Entries with figure data
(begin)
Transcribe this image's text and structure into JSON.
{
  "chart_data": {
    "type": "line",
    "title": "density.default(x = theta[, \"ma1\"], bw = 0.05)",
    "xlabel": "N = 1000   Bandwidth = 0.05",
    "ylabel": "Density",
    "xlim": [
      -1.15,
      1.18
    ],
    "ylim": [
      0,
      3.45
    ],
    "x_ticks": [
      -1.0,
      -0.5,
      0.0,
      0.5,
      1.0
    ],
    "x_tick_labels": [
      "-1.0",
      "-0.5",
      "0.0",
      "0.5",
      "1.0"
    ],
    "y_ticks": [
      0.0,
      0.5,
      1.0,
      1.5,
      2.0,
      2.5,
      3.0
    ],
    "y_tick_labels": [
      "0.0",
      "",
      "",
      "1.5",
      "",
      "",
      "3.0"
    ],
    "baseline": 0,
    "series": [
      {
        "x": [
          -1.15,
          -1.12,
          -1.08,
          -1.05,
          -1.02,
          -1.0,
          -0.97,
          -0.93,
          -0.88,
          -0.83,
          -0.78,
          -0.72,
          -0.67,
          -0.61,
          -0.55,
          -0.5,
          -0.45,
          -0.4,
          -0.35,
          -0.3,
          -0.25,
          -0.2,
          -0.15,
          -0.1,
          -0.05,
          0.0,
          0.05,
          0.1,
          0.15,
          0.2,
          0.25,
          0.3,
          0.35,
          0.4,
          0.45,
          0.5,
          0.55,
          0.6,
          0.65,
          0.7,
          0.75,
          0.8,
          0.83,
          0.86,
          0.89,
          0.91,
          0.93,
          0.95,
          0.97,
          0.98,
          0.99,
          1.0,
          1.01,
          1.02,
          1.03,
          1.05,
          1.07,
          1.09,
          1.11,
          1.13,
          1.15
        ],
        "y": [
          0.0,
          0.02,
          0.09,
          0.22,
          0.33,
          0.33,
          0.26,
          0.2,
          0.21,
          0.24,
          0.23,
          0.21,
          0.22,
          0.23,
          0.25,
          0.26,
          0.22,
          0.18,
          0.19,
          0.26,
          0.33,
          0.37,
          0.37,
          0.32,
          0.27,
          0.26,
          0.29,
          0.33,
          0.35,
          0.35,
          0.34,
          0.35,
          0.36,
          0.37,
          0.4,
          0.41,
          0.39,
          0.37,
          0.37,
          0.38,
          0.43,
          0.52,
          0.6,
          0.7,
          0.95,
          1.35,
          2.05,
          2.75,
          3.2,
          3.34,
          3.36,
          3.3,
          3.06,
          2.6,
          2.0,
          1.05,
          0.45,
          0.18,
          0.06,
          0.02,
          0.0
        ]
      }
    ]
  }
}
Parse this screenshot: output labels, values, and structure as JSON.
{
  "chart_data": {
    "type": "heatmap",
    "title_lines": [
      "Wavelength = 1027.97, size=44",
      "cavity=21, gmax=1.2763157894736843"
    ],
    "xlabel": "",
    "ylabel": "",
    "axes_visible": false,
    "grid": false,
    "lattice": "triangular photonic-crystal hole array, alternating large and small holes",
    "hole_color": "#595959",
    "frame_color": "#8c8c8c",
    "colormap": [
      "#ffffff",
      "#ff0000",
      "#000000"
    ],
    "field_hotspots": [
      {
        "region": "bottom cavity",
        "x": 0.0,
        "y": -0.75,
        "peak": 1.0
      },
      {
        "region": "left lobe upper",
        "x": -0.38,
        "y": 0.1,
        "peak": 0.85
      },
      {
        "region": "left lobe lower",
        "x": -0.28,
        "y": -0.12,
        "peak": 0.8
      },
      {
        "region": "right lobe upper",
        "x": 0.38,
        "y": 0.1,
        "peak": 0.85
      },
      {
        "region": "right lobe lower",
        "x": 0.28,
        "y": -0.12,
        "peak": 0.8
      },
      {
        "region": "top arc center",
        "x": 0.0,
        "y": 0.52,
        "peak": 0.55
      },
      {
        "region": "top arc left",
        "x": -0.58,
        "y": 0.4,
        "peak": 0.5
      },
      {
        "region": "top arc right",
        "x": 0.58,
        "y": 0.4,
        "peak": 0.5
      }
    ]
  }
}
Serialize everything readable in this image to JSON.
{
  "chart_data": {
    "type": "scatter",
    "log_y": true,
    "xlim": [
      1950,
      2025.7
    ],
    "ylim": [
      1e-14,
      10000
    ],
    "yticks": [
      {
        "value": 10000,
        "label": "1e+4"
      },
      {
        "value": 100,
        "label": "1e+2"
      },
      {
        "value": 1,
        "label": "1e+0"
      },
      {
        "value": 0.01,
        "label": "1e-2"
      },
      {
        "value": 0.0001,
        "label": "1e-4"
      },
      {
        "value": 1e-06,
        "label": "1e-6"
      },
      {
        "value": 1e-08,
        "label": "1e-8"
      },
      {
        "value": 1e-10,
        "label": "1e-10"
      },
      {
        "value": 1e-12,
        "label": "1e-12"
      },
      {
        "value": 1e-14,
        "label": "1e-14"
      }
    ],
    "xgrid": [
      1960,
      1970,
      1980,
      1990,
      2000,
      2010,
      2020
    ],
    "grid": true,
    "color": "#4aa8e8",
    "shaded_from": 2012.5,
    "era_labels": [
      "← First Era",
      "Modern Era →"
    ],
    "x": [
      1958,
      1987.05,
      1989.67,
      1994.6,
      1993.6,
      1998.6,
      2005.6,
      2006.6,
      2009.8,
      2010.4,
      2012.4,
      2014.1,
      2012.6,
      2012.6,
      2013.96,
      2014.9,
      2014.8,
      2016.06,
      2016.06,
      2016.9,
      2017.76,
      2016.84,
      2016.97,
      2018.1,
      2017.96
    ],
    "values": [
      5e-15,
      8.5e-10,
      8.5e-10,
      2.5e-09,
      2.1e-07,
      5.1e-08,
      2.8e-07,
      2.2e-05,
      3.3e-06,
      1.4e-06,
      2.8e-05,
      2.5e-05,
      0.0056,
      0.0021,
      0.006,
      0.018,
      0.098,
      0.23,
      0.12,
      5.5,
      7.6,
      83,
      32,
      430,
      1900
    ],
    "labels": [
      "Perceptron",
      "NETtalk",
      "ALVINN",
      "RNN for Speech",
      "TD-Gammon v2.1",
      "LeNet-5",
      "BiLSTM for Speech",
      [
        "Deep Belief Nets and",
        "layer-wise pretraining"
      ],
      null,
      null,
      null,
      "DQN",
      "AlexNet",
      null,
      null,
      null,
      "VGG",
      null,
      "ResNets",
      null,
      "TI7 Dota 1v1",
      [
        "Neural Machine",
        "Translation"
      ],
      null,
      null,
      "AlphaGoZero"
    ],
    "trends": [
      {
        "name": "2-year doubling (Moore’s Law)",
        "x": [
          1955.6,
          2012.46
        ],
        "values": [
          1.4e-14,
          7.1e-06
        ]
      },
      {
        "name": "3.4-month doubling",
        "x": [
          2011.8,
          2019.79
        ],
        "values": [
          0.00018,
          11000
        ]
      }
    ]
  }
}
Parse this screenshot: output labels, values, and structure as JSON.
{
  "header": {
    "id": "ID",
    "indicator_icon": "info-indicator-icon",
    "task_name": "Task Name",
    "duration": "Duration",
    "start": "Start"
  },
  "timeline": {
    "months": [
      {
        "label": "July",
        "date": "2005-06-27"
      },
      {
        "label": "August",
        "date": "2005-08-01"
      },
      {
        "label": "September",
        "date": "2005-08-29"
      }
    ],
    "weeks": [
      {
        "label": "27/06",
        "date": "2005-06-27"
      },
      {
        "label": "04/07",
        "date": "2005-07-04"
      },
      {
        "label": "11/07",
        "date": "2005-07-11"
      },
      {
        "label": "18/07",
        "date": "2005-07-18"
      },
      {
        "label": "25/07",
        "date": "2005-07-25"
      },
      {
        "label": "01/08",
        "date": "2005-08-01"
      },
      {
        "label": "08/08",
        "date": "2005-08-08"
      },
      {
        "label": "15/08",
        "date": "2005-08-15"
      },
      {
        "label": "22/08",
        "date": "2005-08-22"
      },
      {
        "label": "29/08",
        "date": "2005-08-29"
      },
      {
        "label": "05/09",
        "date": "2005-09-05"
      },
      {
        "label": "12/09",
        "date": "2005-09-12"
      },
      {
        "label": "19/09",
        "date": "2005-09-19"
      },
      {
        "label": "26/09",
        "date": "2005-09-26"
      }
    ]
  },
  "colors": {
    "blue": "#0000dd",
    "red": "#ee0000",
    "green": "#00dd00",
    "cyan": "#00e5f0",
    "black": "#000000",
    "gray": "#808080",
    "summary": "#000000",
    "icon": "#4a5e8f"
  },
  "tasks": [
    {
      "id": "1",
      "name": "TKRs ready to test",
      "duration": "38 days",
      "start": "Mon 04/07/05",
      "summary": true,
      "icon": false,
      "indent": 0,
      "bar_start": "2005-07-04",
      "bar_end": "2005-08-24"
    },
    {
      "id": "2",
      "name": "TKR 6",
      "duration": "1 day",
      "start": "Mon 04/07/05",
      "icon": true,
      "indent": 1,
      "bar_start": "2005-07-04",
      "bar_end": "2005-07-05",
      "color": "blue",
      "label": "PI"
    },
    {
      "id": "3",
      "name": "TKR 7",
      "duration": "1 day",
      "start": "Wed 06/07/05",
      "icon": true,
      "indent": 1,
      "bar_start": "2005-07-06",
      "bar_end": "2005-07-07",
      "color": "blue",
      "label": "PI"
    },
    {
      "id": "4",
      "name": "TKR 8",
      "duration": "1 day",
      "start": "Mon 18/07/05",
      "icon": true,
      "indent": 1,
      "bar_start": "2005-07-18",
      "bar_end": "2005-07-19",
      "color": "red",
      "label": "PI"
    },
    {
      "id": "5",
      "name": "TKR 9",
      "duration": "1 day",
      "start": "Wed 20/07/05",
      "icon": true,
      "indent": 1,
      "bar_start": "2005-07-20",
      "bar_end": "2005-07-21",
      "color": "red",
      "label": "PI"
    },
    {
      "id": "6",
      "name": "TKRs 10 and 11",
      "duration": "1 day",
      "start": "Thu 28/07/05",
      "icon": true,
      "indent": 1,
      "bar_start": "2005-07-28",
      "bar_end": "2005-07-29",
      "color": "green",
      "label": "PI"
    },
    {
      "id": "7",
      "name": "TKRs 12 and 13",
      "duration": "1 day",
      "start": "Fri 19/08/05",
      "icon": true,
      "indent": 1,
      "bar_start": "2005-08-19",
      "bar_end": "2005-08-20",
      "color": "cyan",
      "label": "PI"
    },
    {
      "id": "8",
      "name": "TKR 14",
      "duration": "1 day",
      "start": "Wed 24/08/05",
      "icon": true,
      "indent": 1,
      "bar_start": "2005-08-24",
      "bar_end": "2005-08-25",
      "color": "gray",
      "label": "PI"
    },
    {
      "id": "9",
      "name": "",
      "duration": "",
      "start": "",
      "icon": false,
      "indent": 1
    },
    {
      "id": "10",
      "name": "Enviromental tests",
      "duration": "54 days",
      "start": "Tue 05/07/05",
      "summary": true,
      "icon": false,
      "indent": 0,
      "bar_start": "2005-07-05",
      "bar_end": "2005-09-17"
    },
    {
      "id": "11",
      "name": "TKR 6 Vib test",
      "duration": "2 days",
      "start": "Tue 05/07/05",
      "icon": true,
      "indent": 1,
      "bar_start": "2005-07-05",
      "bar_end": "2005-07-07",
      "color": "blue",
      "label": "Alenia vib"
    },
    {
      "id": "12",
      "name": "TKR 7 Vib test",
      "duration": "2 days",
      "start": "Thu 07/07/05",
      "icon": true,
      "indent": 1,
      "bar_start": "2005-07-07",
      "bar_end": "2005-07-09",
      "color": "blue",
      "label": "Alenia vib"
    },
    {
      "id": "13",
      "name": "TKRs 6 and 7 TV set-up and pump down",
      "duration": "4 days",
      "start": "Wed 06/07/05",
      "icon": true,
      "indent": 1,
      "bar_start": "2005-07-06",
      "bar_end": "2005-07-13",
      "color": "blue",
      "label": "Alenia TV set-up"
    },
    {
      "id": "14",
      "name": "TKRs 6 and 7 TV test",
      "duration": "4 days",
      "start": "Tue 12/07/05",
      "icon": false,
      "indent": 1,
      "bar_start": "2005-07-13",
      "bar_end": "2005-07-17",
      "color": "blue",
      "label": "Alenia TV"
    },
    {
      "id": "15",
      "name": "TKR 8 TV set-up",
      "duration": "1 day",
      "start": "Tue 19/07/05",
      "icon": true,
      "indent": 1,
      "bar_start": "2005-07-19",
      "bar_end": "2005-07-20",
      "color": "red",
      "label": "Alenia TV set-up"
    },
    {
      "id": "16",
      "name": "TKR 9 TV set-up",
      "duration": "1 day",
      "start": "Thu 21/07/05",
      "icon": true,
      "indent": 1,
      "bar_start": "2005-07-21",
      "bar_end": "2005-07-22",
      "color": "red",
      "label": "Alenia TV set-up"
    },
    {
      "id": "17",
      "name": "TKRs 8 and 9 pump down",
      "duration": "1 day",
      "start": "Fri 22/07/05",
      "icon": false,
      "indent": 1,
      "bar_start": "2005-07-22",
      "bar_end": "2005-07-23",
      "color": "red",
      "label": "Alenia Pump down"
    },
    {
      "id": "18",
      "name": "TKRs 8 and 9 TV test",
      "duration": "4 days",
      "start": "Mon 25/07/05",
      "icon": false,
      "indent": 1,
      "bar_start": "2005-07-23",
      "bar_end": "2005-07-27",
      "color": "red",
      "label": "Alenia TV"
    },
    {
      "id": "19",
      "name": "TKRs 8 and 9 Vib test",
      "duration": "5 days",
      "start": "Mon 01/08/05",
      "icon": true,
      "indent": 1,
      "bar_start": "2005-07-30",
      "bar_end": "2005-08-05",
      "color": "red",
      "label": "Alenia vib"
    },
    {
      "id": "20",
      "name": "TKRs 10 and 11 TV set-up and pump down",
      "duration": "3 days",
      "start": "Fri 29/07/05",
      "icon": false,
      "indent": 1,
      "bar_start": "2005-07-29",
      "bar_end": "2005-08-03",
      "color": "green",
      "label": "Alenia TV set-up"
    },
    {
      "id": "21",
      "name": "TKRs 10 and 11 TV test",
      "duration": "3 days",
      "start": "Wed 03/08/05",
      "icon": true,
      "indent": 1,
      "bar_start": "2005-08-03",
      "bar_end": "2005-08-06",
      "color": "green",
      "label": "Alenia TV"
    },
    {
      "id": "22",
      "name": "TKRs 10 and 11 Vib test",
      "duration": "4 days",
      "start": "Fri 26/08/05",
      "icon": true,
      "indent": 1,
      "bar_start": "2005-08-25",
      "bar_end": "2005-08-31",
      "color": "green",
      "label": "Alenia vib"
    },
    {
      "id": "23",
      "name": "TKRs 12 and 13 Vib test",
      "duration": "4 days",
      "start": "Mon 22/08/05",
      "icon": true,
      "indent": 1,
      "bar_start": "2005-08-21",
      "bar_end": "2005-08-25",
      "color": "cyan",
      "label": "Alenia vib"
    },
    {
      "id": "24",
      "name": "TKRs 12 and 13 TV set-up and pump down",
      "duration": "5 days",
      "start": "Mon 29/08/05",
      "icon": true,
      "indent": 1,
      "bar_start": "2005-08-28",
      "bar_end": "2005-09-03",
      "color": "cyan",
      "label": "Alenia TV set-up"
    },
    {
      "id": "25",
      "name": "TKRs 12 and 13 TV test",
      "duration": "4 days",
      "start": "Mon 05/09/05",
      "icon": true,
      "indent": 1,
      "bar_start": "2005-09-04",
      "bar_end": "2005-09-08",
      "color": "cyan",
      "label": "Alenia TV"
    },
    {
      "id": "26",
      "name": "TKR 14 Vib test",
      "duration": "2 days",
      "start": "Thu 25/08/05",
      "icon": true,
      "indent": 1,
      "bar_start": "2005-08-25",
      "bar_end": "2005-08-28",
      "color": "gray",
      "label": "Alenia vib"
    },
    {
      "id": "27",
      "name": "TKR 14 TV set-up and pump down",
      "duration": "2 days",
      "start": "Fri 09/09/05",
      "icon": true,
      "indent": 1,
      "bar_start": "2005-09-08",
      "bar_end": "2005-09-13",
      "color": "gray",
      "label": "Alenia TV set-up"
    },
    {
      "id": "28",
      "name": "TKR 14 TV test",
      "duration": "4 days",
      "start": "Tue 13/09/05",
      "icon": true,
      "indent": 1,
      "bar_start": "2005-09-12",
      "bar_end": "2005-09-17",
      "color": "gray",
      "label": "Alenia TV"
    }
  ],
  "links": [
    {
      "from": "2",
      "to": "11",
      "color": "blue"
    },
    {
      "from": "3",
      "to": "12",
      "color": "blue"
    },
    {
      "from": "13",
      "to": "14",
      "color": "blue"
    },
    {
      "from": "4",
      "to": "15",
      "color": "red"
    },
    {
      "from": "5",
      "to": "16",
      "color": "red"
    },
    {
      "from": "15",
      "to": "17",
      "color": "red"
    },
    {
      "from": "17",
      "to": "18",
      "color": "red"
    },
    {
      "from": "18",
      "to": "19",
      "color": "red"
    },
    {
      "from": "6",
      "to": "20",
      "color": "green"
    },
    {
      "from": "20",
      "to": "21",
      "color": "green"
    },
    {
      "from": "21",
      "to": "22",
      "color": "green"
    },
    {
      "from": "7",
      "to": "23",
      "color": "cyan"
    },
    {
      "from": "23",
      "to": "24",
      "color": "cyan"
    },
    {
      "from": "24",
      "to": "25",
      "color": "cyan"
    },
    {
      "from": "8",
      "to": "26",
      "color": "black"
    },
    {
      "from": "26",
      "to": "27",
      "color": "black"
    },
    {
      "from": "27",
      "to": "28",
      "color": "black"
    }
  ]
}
(end)
#### Stated exercise
The word "down" may turn up on some lines of these records; say how many, with no other words.

#### Expected output
6